## Exercise aim
Spot every line with the word "text" and return it.

## Records provided
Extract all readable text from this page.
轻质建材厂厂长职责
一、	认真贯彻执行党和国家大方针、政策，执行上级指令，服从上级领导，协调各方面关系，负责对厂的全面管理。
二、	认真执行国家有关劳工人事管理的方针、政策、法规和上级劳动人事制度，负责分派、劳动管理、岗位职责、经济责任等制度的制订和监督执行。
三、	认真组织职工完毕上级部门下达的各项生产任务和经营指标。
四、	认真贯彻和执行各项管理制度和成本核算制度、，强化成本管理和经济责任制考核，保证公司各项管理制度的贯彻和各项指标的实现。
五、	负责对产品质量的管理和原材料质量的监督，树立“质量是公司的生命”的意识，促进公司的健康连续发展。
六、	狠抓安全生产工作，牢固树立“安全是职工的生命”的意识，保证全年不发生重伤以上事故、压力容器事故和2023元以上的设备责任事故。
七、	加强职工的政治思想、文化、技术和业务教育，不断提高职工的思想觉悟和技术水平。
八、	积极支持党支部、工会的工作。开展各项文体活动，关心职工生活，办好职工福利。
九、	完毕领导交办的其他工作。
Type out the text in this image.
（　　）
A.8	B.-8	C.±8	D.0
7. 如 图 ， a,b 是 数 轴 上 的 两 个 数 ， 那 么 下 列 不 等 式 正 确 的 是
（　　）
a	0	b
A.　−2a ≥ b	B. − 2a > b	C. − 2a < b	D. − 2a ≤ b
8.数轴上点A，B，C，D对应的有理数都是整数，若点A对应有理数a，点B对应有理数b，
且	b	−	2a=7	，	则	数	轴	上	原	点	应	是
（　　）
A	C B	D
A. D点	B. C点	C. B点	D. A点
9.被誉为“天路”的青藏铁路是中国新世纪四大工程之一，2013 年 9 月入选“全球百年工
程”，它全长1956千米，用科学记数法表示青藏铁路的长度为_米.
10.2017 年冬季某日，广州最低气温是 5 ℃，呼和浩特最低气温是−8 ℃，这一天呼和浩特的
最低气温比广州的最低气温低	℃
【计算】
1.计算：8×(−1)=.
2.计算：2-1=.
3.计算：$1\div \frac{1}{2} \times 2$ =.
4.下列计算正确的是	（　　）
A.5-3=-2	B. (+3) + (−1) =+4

---

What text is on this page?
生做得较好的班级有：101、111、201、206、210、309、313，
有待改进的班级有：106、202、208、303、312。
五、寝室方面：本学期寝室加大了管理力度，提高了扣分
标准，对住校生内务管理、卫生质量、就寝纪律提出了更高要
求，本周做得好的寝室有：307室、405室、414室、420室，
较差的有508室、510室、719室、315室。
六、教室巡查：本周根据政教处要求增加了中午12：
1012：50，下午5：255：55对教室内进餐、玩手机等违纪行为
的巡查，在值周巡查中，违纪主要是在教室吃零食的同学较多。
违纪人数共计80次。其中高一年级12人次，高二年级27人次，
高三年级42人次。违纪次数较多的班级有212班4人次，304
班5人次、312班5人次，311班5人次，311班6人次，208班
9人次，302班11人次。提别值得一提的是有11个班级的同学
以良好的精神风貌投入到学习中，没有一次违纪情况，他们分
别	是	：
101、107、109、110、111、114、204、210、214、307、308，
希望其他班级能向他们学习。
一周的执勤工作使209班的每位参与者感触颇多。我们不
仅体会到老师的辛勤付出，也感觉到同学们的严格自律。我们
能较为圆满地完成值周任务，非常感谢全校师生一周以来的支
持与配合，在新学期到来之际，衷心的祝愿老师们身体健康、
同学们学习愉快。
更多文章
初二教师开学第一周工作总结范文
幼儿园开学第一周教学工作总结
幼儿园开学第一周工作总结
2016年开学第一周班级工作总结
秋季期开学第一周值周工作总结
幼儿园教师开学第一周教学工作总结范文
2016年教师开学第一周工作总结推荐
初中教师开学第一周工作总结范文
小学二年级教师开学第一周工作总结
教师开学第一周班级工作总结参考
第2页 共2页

## Answer for the task
Extract all readable text from this page.
Type out the text in this image.
What text is on this page?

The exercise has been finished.